§ Your goal
Copy all of the material exactly. Pictures are not to appear in the copy.

### Stored records

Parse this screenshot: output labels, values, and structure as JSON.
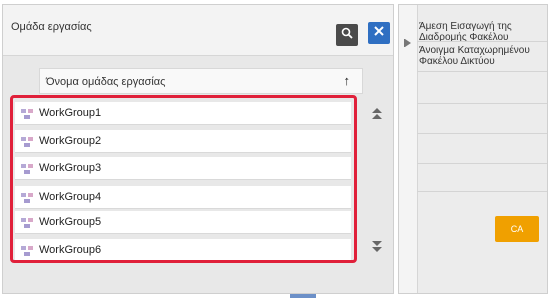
{
  "panel": {
    "title": "Ομάδα εργασίας",
    "sort_label": "Όνομα ομάδας εργασίας",
    "sort_arrow": "↑",
    "search_icon": "search-icon",
    "close_icon": "close-icon"
  },
  "list": {
    "items": [
      {
        "label": "WorkGroup1"
      },
      {
        "label": "WorkGroup2"
      },
      {
        "label": "WorkGroup3"
      },
      {
        "label": "WorkGroup4"
      },
      {
        "label": "WorkGroup5"
      },
      {
        "label": "WorkGroup6"
      }
    ],
    "scroll_up_icon": "double-chevron-up-icon",
    "scroll_down_icon": "double-chevron-down-icon"
  },
  "side": {
    "item1": "Άμεση Εισαγωγή της Διαδρομής Φακέλου",
    "item2": "Άνοιγμα Καταχωρημένου Φακέλου Δικτύου",
    "ca_label": "CA"
  },
  "colors": {
    "accent_blue": "#2f6fc2",
    "highlight_red": "#e0203a",
    "ca_orange": "#f0a000"
  }
}
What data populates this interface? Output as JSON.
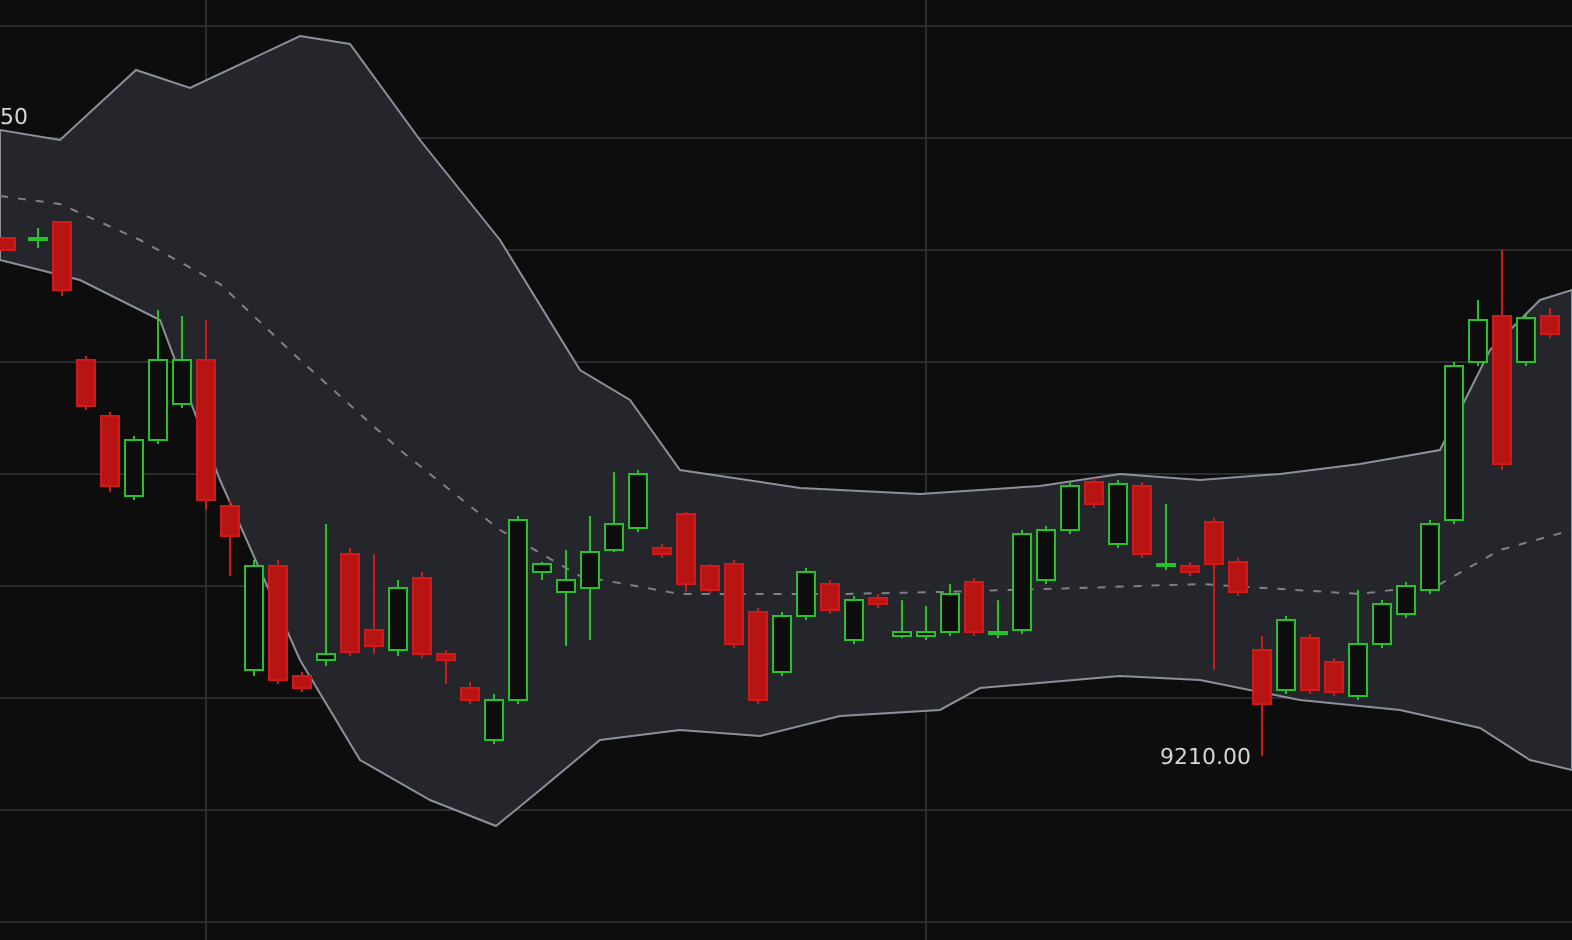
{
  "chart": {
    "price_labels": [
      {
        "text": "50"
      },
      {
        "text": "9210.00"
      }
    ]
  }
}
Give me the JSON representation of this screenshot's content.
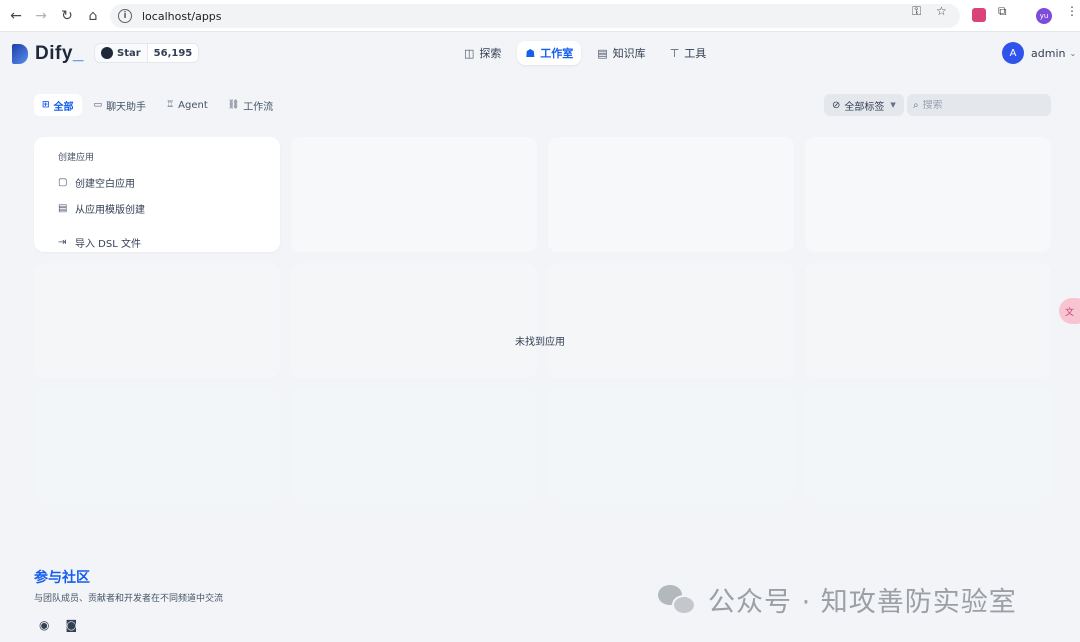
{
  "browser": {
    "url": "localhost/apps",
    "profile_initials": "yu"
  },
  "header": {
    "brand": "Dify",
    "brand_suffix": "_",
    "github_star_label": "Star",
    "github_star_count": "56,195",
    "nav": [
      {
        "label": "探索",
        "icon": "compass-icon"
      },
      {
        "label": "工作室",
        "icon": "robot-icon",
        "active": true
      },
      {
        "label": "知识库",
        "icon": "book-icon"
      },
      {
        "label": "工具",
        "icon": "hammer-icon"
      }
    ],
    "account": {
      "initial": "A",
      "name": "admin"
    }
  },
  "filters": {
    "tabs": [
      {
        "label": "全部",
        "icon": "grid-icon",
        "active": true
      },
      {
        "label": "聊天助手",
        "icon": "chat-icon"
      },
      {
        "label": "Agent",
        "icon": "agent-icon"
      },
      {
        "label": "工作流",
        "icon": "workflow-icon"
      }
    ],
    "tag_filter_label": "全部标签",
    "search_placeholder": "搜索"
  },
  "create_card": {
    "header": "创建应用",
    "actions": [
      {
        "label": "创建空白应用",
        "icon": "new-file-icon"
      },
      {
        "label": "从应用模版创建",
        "icon": "template-icon"
      },
      {
        "label": "导入 DSL 文件",
        "icon": "import-icon"
      }
    ]
  },
  "empty_message": "未找到应用",
  "community": {
    "title": "参与社区",
    "description": "与团队成员、贡献者和开发者在不同频道中交流"
  },
  "watermark": "公众号 · 知攻善防实验室",
  "colors": {
    "accent": "#155eef",
    "background": "#f2f4f7"
  }
}
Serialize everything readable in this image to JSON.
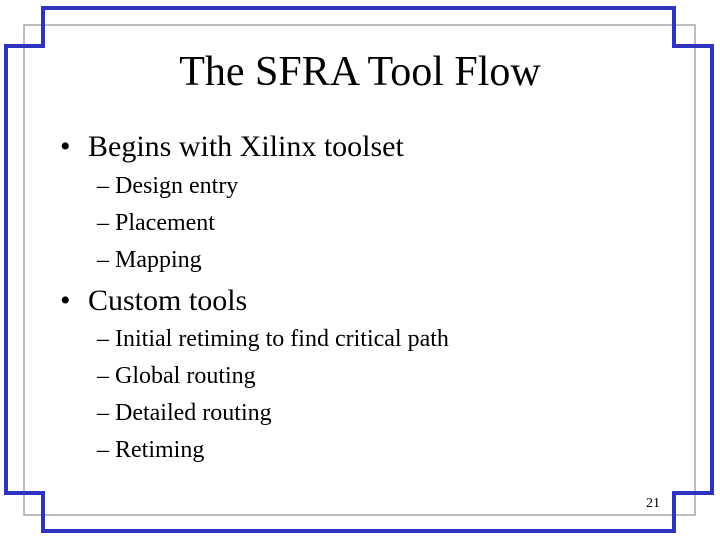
{
  "slide": {
    "title": "The SFRA Tool Flow",
    "number": "21",
    "bullets": [
      {
        "marker": "•",
        "text": "Begins with Xilinx toolset",
        "subitems": [
          "– Design entry",
          "– Placement",
          "– Mapping"
        ]
      },
      {
        "marker": "•",
        "text": "Custom tools",
        "subitems": [
          "– Initial retiming to find critical path",
          "– Global routing",
          "– Detailed routing",
          "– Retiming"
        ]
      }
    ]
  },
  "colors": {
    "frame_blue": "#2e33c0",
    "frame_gray": "#a7a7a7",
    "background": "#ffffff",
    "text": "#000000"
  }
}
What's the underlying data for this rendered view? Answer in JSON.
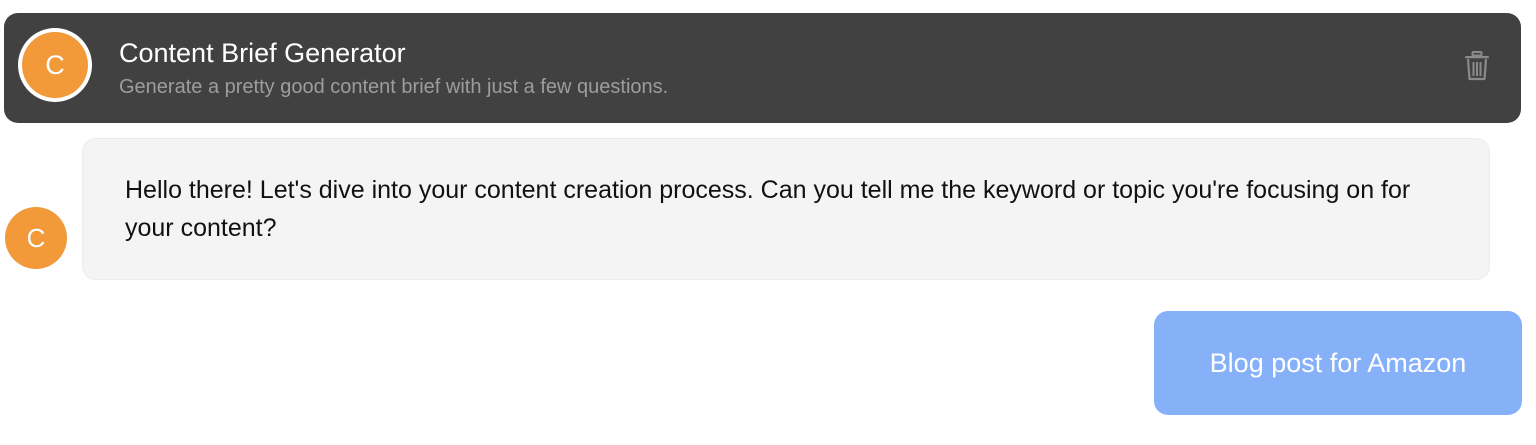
{
  "header": {
    "avatar_letter": "C",
    "title": "Content Brief Generator",
    "subtitle": "Generate a pretty good content brief with just a few questions.",
    "delete_icon": "trash-icon"
  },
  "messages": [
    {
      "role": "assistant",
      "avatar_letter": "C",
      "text": "Hello there! Let's dive into your content creation process. Can you tell me the keyword or topic you're focusing on for your content?"
    },
    {
      "role": "user",
      "text": "Blog post for Amazon"
    }
  ],
  "colors": {
    "header_bg": "#414141",
    "avatar": "#f2993a",
    "assistant_bubble": "#f4f4f4",
    "user_bubble": "#86b0f7"
  }
}
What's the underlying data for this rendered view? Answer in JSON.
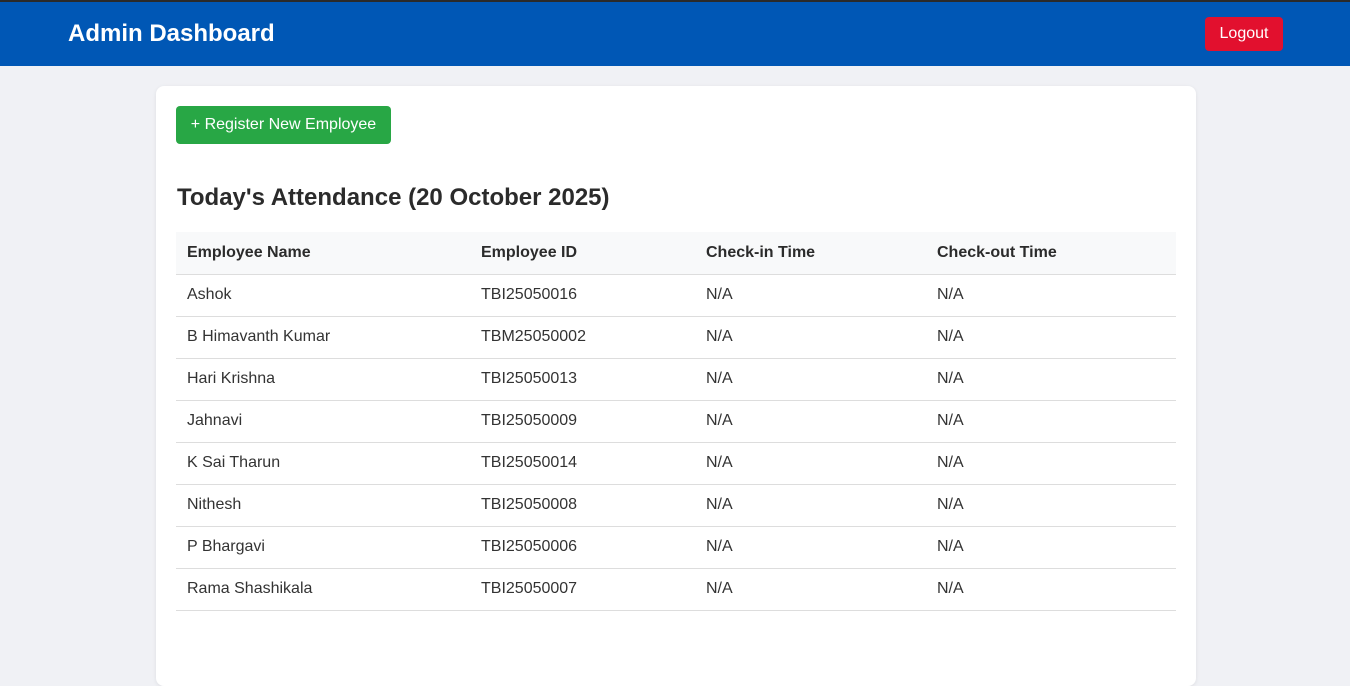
{
  "header": {
    "title": "Admin Dashboard",
    "logout_label": "Logout"
  },
  "main": {
    "register_label": "+ Register New Employee",
    "attendance_title": "Today's Attendance (20 October 2025)",
    "columns": [
      "Employee Name",
      "Employee ID",
      "Check-in Time",
      "Check-out Time"
    ],
    "rows": [
      {
        "name": "Ashok",
        "id": "TBI25050016",
        "check_in": "N/A",
        "check_out": "N/A"
      },
      {
        "name": "B Himavanth Kumar",
        "id": "TBM25050002",
        "check_in": "N/A",
        "check_out": "N/A"
      },
      {
        "name": "Hari Krishna",
        "id": "TBI25050013",
        "check_in": "N/A",
        "check_out": "N/A"
      },
      {
        "name": "Jahnavi",
        "id": "TBI25050009",
        "check_in": "N/A",
        "check_out": "N/A"
      },
      {
        "name": "K Sai Tharun",
        "id": "TBI25050014",
        "check_in": "N/A",
        "check_out": "N/A"
      },
      {
        "name": "Nithesh",
        "id": "TBI25050008",
        "check_in": "N/A",
        "check_out": "N/A"
      },
      {
        "name": "P Bhargavi",
        "id": "TBI25050006",
        "check_in": "N/A",
        "check_out": "N/A"
      },
      {
        "name": "Rama Shashikala",
        "id": "TBI25050007",
        "check_in": "N/A",
        "check_out": "N/A"
      }
    ]
  },
  "colors": {
    "header_bg": "#0057b5",
    "logout_bg": "#e2102e",
    "register_bg": "#28a745",
    "page_bg": "#f0f1f5"
  }
}
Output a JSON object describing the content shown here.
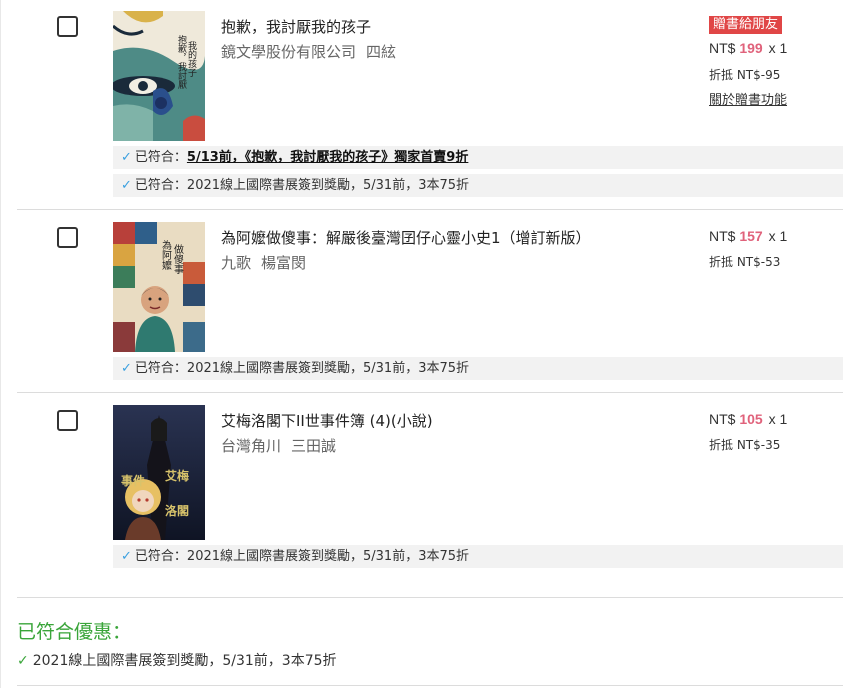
{
  "items": [
    {
      "title": "抱歉，我討厭我的孩子",
      "publisher": "鏡文學股份有限公司",
      "author": "四絃",
      "currency": "NT$",
      "price": "199",
      "qty": "x 1",
      "discount": "折抵 NT$-95",
      "gift_badge": "贈書給朋友",
      "gift_link": "關於贈書功能",
      "cover_text": "抱歉，我討厭我的孩子",
      "promos": [
        {
          "label": "已符合：",
          "text": "5/13前，《抱歉，我討厭我的孩子》獨家首賣9折",
          "bold": true
        },
        {
          "label": "已符合：",
          "text": "2021線上國際書展簽到獎勵，5/31前，3本75折",
          "bold": false
        }
      ]
    },
    {
      "title": "為阿嬤做傻事：解嚴後臺灣囝仔心靈小史1（增訂新版）",
      "publisher": "九歌",
      "author": "楊富閔",
      "currency": "NT$",
      "price": "157",
      "qty": "x 1",
      "discount": "折抵 NT$-53",
      "cover_text": "為阿嬤做傻事",
      "promos": [
        {
          "label": "已符合：",
          "text": "2021線上國際書展簽到獎勵，5/31前，3本75折",
          "bold": false
        }
      ]
    },
    {
      "title": "艾梅洛閣下II世事件簿 (4)(小說)",
      "publisher": "台灣角川",
      "author": "三田誠",
      "currency": "NT$",
      "price": "105",
      "qty": "x 1",
      "discount": "折抵 NT$-35",
      "cover_text": "艾梅洛閣下II世",
      "promos": [
        {
          "label": "已符合：",
          "text": "2021線上國際書展簽到獎勵，5/31前，3本75折",
          "bold": false
        }
      ]
    }
  ],
  "applied": {
    "title": "已符合優惠：",
    "items": [
      "2021線上國際書展簽到獎勵，5/31前，3本75折"
    ]
  },
  "colors": {
    "price_accent": "#e0627b",
    "gift_badge_bg": "#e04646",
    "check_blue": "#3aa0e0",
    "applied_green": "#3aa53a"
  },
  "icons": {
    "checkmark": "✓"
  }
}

######

§ Exercise response
Parse this screenshot: output labels, values, and structure as JSON.
{
  "panel": {
    "title": "Ομάδα εργασίας",
    "sort_label": "Όνομα ομάδας εργασίας",
    "sort_arrow": "↑",
    "search_icon": "search-icon",
    "close_icon": "close-icon"
  },
  "list": {
    "items": [
      {
        "label": "WorkGroup1"
      },
      {
        "label": "WorkGroup2"
      },
      {
        "label": "WorkGroup3"
      },
      {
        "label": "WorkGroup4"
      },
      {
        "label": "WorkGroup5"
      },
      {
        "label": "WorkGroup6"
      }
    ],
    "scroll_up_icon": "double-chevron-up-icon",
    "scroll_down_icon": "double-chevron-down-icon"
  },
  "side": {
    "item1": "Άμεση Εισαγωγή της Διαδρομής Φακέλου",
    "item2": "Άνοιγμα Καταχωρημένου Φακέλου Δικτύου",
    "ca_label": "CA"
  },
  "colors": {
    "accent_blue": "#2f6fc2",
    "highlight_red": "#e0203a",
    "ca_orange": "#f0a000"
  }
}
What data populates this interface? Output as JSON.
{
  "chart": {
    "price_labels": [
      {
        "text": "50"
      },
      {
        "text": "9210.00"
      }
    ]
  }
}
Give me the JSON representation of this screenshot's content.
{
  "browser": {
    "url": "localhost/apps",
    "profile_initials": "yu"
  },
  "header": {
    "brand": "Dify",
    "brand_suffix": "_",
    "github_star_label": "Star",
    "github_star_count": "56,195",
    "nav": [
      {
        "label": "探索",
        "icon": "compass-icon"
      },
      {
        "label": "工作室",
        "icon": "robot-icon",
        "active": true
      },
      {
        "label": "知识库",
        "icon": "book-icon"
      },
      {
        "label": "工具",
        "icon": "hammer-icon"
      }
    ],
    "account": {
      "initial": "A",
      "name": "admin"
    }
  },
  "filters": {
    "tabs": [
      {
        "label": "全部",
        "icon": "grid-icon",
        "active": true
      },
      {
        "label": "聊天助手",
        "icon": "chat-icon"
      },
      {
        "label": "Agent",
        "icon": "agent-icon"
      },
      {
        "label": "工作流",
        "icon": "workflow-icon"
      }
    ],
    "tag_filter_label": "全部标签",
    "search_placeholder": "搜索"
  },
  "create_card": {
    "header": "创建应用",
    "actions": [
      {
        "label": "创建空白应用",
        "icon": "new-file-icon"
      },
      {
        "label": "从应用模版创建",
        "icon": "template-icon"
      },
      {
        "label": "导入 DSL 文件",
        "icon": "import-icon"
      }
    ]
  },
  "empty_message": "未找到应用",
  "community": {
    "title": "参与社区",
    "description": "与团队成员、贡献者和开发者在不同频道中交流"
  },
  "watermark": "公众号 · 知攻善防实验室",
  "colors": {
    "accent": "#155eef",
    "background": "#f2f4f7"
  }
}
Serialize everything readable in this image to JSON.
{
  "slide": {
    "title": "The SFRA Tool Flow",
    "number": "21",
    "bullets": [
      {
        "marker": "•",
        "text": "Begins with Xilinx toolset",
        "subitems": [
          "– Design entry",
          "– Placement",
          "– Mapping"
        ]
      },
      {
        "marker": "•",
        "text": "Custom tools",
        "subitems": [
          "– Initial retiming to find critical path",
          "– Global routing",
          "– Detailed routing",
          "– Retiming"
        ]
      }
    ]
  },
  "colors": {
    "frame_blue": "#2e33c0",
    "frame_gray": "#a7a7a7",
    "background": "#ffffff",
    "text": "#000000"
  }
}
What's the underlying data for this rendered view? Answer in JSON.
{
  "header": {
    "avatar_letter": "C",
    "title": "Content Brief Generator",
    "subtitle": "Generate a pretty good content brief with just a few questions.",
    "delete_icon": "trash-icon"
  },
  "messages": [
    {
      "role": "assistant",
      "avatar_letter": "C",
      "text": "Hello there! Let's dive into your content creation process. Can you tell me the keyword or topic you're focusing on for your content?"
    },
    {
      "role": "user",
      "text": "Blog post for Amazon"
    }
  ],
  "colors": {
    "header_bg": "#414141",
    "avatar": "#f2993a",
    "assistant_bubble": "#f4f4f4",
    "user_bubble": "#86b0f7"
  }
}
What's the underlying data for this rendered view? Answer in JSON.
{
  "header": {
    "title": "Admin Dashboard",
    "logout_label": "Logout"
  },
  "main": {
    "register_label": "+ Register New Employee",
    "attendance_title": "Today's Attendance (20 October 2025)",
    "columns": [
      "Employee Name",
      "Employee ID",
      "Check-in Time",
      "Check-out Time"
    ],
    "rows": [
      {
        "name": "Ashok",
        "id": "TBI25050016",
        "check_in": "N/A",
        "check_out": "N/A"
      },
      {
        "name": "B Himavanth Kumar",
        "id": "TBM25050002",
        "check_in": "N/A",
        "check_out": "N/A"
      },
      {
        "name": "Hari Krishna",
        "id": "TBI25050013",
        "check_in": "N/A",
        "check_out": "N/A"
      },
      {
        "name": "Jahnavi",
        "id": "TBI25050009",
        "check_in": "N/A",
        "check_out": "N/A"
      },
      {
        "name": "K Sai Tharun",
        "id": "TBI25050014",
        "check_in": "N/A",
        "check_out": "N/A"
      },
      {
        "name": "Nithesh",
        "id": "TBI25050008",
        "check_in": "N/A",
        "check_out": "N/A"
      },
      {
        "name": "P Bhargavi",
        "id": "TBI25050006",
        "check_in": "N/A",
        "check_out": "N/A"
      },
      {
        "name": "Rama Shashikala",
        "id": "TBI25050007",
        "check_in": "N/A",
        "check_out": "N/A"
      }
    ]
  },
  "colors": {
    "header_bg": "#0057b5",
    "logout_bg": "#e2102e",
    "register_bg": "#28a745",
    "page_bg": "#f0f1f5"
  }
}
Output a JSON object describing the content shown here.
{
  "items": [
    {
      "title": "抱歉，我討厭我的孩子",
      "publisher": "鏡文學股份有限公司",
      "author": "四絃",
      "currency": "NT$",
      "price": "199",
      "qty": "x 1",
      "discount": "折抵 NT$-95",
      "gift_badge": "贈書給朋友",
      "gift_link": "關於贈書功能",
      "cover_text": "抱歉，我討厭我的孩子",
      "promos": [
        {
          "label": "已符合：",
          "text": "5/13前，《抱歉，我討厭我的孩子》獨家首賣9折",
          "bold": true
        },
        {
          "label": "已符合：",
          "text": "2021線上國際書展簽到獎勵，5/31前，3本75折",
          "bold": false
        }
      ]
    },
    {
      "title": "為阿嬤做傻事：解嚴後臺灣囝仔心靈小史1（增訂新版）",
      "publisher": "九歌",
      "author": "楊富閔",
      "currency": "NT$",
      "price": "157",
      "qty": "x 1",
      "discount": "折抵 NT$-53",
      "cover_text": "為阿嬤做傻事",
      "promos": [
        {
          "label": "已符合：",
          "text": "2021線上國際書展簽到獎勵，5/31前，3本75折",
          "bold": false
        }
      ]
    },
    {
      "title": "艾梅洛閣下II世事件簿 (4)(小說)",
      "publisher": "台灣角川",
      "author": "三田誠",
      "currency": "NT$",
      "price": "105",
      "qty": "x 1",
      "discount": "折抵 NT$-35",
      "cover_text": "艾梅洛閣下II世",
      "promos": [
        {
          "label": "已符合：",
          "text": "2021線上國際書展簽到獎勵，5/31前，3本75折",
          "bold": false
        }
      ]
    }
  ],
  "applied": {
    "title": "已符合優惠：",
    "items": [
      "2021線上國際書展簽到獎勵，5/31前，3本75折"
    ]
  },
  "colors": {
    "price_accent": "#e0627b",
    "gift_badge_bg": "#e04646",
    "check_blue": "#3aa0e0",
    "applied_green": "#3aa53a"
  },
  "icons": {
    "checkmark": "✓"
  }
}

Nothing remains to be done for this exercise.